§ **Dataset items**:
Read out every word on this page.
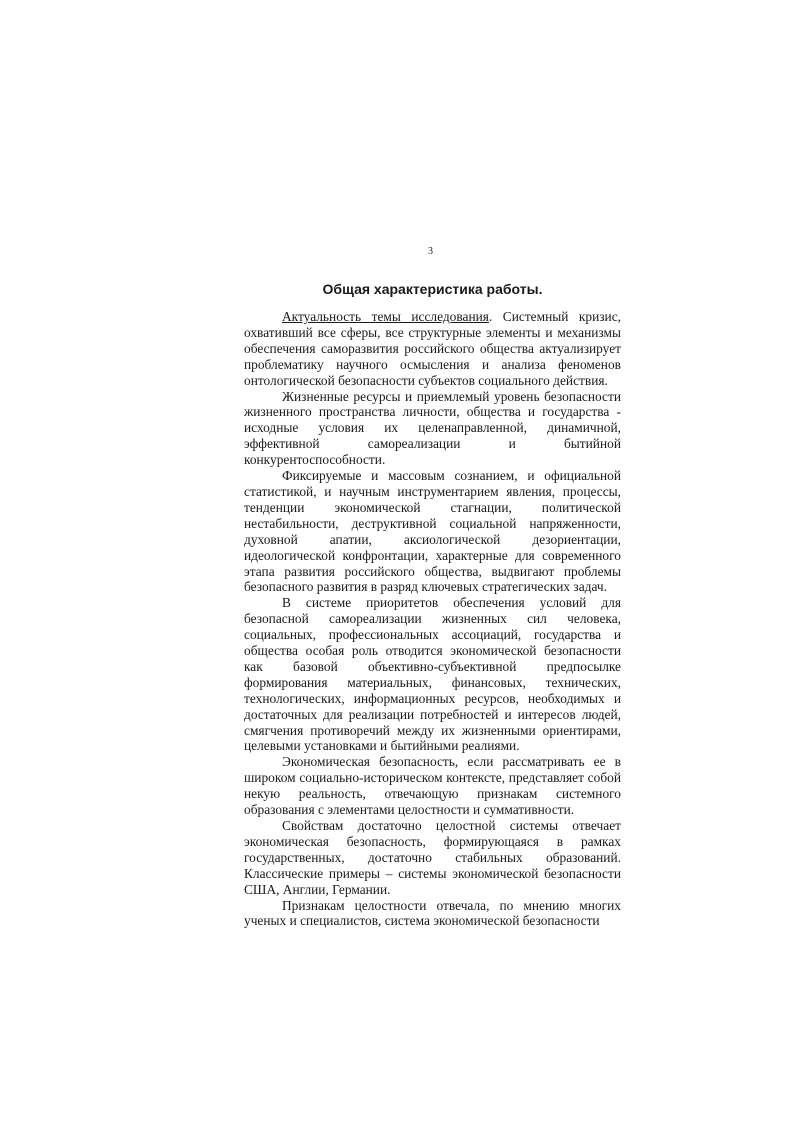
3
Общая характеристика работы.

Актуальность темы исследования. Системный кризис, охвативший все сферы, все структурные элементы и механизмы обеспечения саморазвития российского общества актуализирует проблематику научного осмысления и анализа феноменов онтологической безопасности субъектов социального действия.

Жизненные ресурсы и приемлемый уровень безопасности жизненного пространства личности, общества и государства - исходные условия их целенаправленной, динамичной, эффективной самореализации и бытийной конкурентоспособности.

Фиксируемые и массовым сознанием, и официальной статистикой, и научным инструментарием явления, процессы, тенденции экономической стагнации, политической нестабильности, деструктивной социальной напряженности, духовной апатии, аксиологической дезориентации, идеологической конфронтации, характерные для современного этапа развития российского общества, выдвигают проблемы безопасного развития в разряд ключевых стратегических задач.

В системе приоритетов обеспечения условий для безопасной самореализации жизненных сил человека, социальных, профессиональных ассоциаций, государства и общества особая роль отводится экономической безопасности как базовой объективно-субъективной предпосылке формирования материальных, финансовых, технических, технологических, информационных ресурсов, необходимых и достаточных для реализации потребностей и интересов людей, смягчения противоречий между их жизненными ориентирами, целевыми установками и бытийными реалиями.

Экономическая безопасность, если рассматривать ее в широком социально-историческом контексте, представляет собой некую реальность, отвечающую признакам системного образования с элементами целостности и суммативности.

Свойствам достаточно целостной системы отвечает экономическая безопасность, формирующаяся в рамках государственных, достаточно стабильных образований. Классические примеры – системы экономической безопасности США, Англии, Германии.

Признакам целостности отвечала, по мнению многих ученых и специалистов, система экономической безопасности
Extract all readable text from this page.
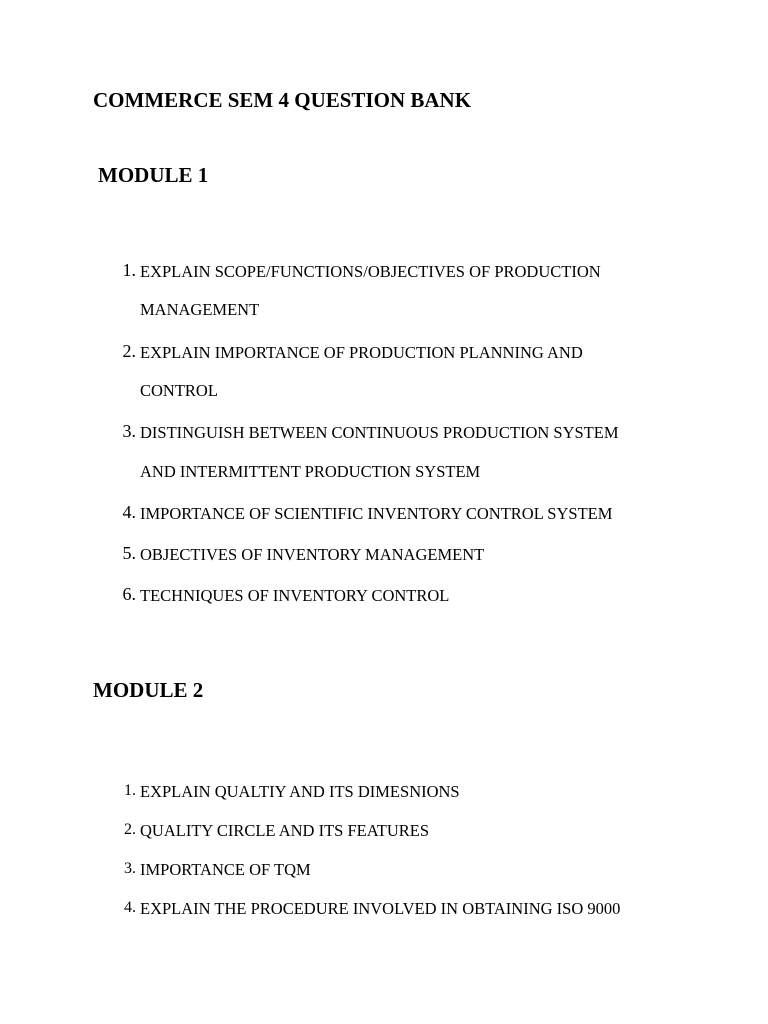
COMMERCE SEM 4 QUESTION BANK
MODULE 1
1. EXPLAIN SCOPE/FUNCTIONS/OBJECTIVES OF PRODUCTION
MANAGEMENT
2. EXPLAIN IMPORTANCE OF PRODUCTION PLANNING AND
CONTROL
3. DISTINGUISH BETWEEN CONTINUOUS PRODUCTION SYSTEM
AND INTERMITTENT PRODUCTION SYSTEM
4. IMPORTANCE OF SCIENTIFIC INVENTORY CONTROL SYSTEM
5. OBJECTIVES OF INVENTORY MANAGEMENT
6. TECHNIQUES OF INVENTORY CONTROL
MODULE 2
1. EXPLAIN QUALTIY AND ITS DIMESNIONS
2. QUALITY CIRCLE AND ITS FEATURES
3. IMPORTANCE OF TQM
4. EXPLAIN THE PROCEDURE INVOLVED IN OBTAINING ISO 9000
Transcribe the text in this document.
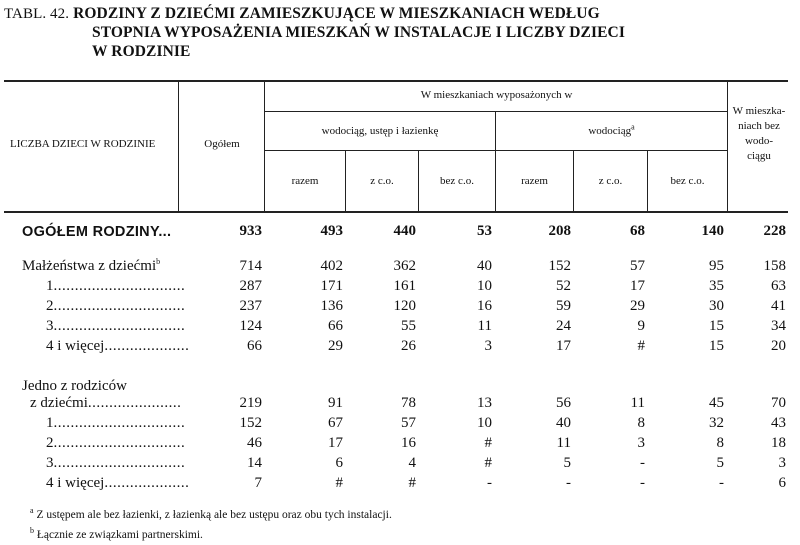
TABL. 42. RODZINY Z DZIEĆMI ZAMIESZKUJĄCE W MIESZKANIACH WEDŁUG
STOPNIA WYPOSAŻENIA MIESZKAŃ W INSTALACJE I LICZBY DZIECI
W RODZINIE
LICZBA DZIECI W RODZINIE	Ogółem
W mieszkaniach wyposażonych w
wodociąg, ustęp i łazienkę	wodociąg$^a$
W mieszka-
niach bez
wodo-
ciągu
razem	z c.o.	bez c.o.	razem	z c.o.	bez c.o.
OGÓŁEM RODZINY...	933	493	440	53	208	68	140	228
Małżeństwa z dziećmi$^b$	714	402	362	40	152	57	95	158
1...............................	287	171	161	10	52	17	35	63
2...............................	237	136	120	16	59	29	30	41
3...............................	124	66	55	11	24	9	15	34
4 i więcej....................	66	29	26	3	17	#	15	20
Jedno z rodziców
z dziećmi......................	219	91	78	13	56	11	45	70
1...............................	152	67	57	10	40	8	32	43
2...............................	46	17	16	#	11	3	8	18
3...............................	14	6	4	#	5	-	5	3
4 i więcej....................	7	#	#	-	-	-	-	6
$^a$ Z ustępem ale bez łazienki, z łazienką ale bez ustępu oraz obu tych instalacji.
$^b$ Łącznie ze związkami partnerskimi.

§ **Task goal**: Restate each line of the records exactly; pictures do not belong in the copy.

§ **Expected answer**:
Read out every word on this page.
3
Общая характеристика работы.

Актуальность темы исследования. Системный кризис, охвативший все сферы, все структурные элементы и механизмы обеспечения саморазвития российского общества актуализирует проблематику научного осмысления и анализа феноменов онтологической безопасности субъектов социального действия.

Жизненные ресурсы и приемлемый уровень безопасности жизненного пространства личности, общества и государства - исходные условия их целенаправленной, динамичной, эффективной самореализации и бытийной конкурентоспособности.

Фиксируемые и массовым сознанием, и официальной статистикой, и научным инструментарием явления, процессы, тенденции экономической стагнации, политической нестабильности, деструктивной социальной напряженности, духовной апатии, аксиологической дезориентации, идеологической конфронтации, характерные для современного этапа развития российского общества, выдвигают проблемы безопасного развития в разряд ключевых стратегических задач.

В системе приоритетов обеспечения условий для безопасной самореализации жизненных сил человека, социальных, профессиональных ассоциаций, государства и общества особая роль отводится экономической безопасности как базовой объективно-субъективной предпосылке формирования материальных, финансовых, технических, технологических, информационных ресурсов, необходимых и достаточных для реализации потребностей и интересов людей, смягчения противоречий между их жизненными ориентирами, целевыми установками и бытийными реалиями.

Экономическая безопасность, если рассматривать ее в широком социально-историческом контексте, представляет собой некую реальность, отвечающую признакам системного образования с элементами целостности и суммативности.

Свойствам достаточно целостной системы отвечает экономическая безопасность, формирующаяся в рамках государственных, достаточно стабильных образований. Классические примеры – системы экономической безопасности США, Англии, Германии.

Признакам целостности отвечала, по мнению многих ученых и специалистов, система экономической безопасности
Extract all readable text from this page.
COMMERCE SEM 4 QUESTION BANK
MODULE 1
1. EXPLAIN SCOPE/FUNCTIONS/OBJECTIVES OF PRODUCTION
MANAGEMENT
2. EXPLAIN IMPORTANCE OF PRODUCTION PLANNING AND
CONTROL
3. DISTINGUISH BETWEEN CONTINUOUS PRODUCTION SYSTEM
AND INTERMITTENT PRODUCTION SYSTEM
4. IMPORTANCE OF SCIENTIFIC INVENTORY CONTROL SYSTEM
5. OBJECTIVES OF INVENTORY MANAGEMENT
6. TECHNIQUES OF INVENTORY CONTROL
MODULE 2
1. EXPLAIN QUALTIY AND ITS DIMESNIONS
2. QUALITY CIRCLE AND ITS FEATURES
3. IMPORTANCE OF TQM
4. EXPLAIN THE PROCEDURE INVOLVED IN OBTAINING ISO 9000
Transcribe the text in this document.
TABL. 42. RODZINY Z DZIEĆMI ZAMIESZKUJĄCE W MIESZKANIACH WEDŁUG
STOPNIA WYPOSAŻENIA MIESZKAŃ W INSTALACJE I LICZBY DZIECI
W RODZINIE
LICZBA DZIECI W RODZINIE	Ogółem
W mieszkaniach wyposażonych w
wodociąg, ustęp i łazienkę	wodociąg$^a$
W mieszka-
niach bez
wodo-
ciągu
razem	z c.o.	bez c.o.	razem	z c.o.	bez c.o.
OGÓŁEM RODZINY...	933	493	440	53	208	68	140	228
Małżeństwa z dziećmi$^b$	714	402	362	40	152	57	95	158
1...............................	287	171	161	10	52	17	35	63
2...............................	237	136	120	16	59	29	30	41
3...............................	124	66	55	11	24	9	15	34
4 i więcej....................	66	29	26	3	17	#	15	20
Jedno z rodziców
z dziećmi......................	219	91	78	13	56	11	45	70
1...............................	152	67	57	10	40	8	32	43
2...............................	46	17	16	#	11	3	8	18
3...............................	14	6	4	#	5	-	5	3
4 i więcej....................	7	#	#	-	-	-	-	6
$^a$ Z ustępem ale bez łazienki, z łazienką ale bez ustępu oraz obu tych instalacji.
$^b$ Łącznie ze związkami partnerskimi.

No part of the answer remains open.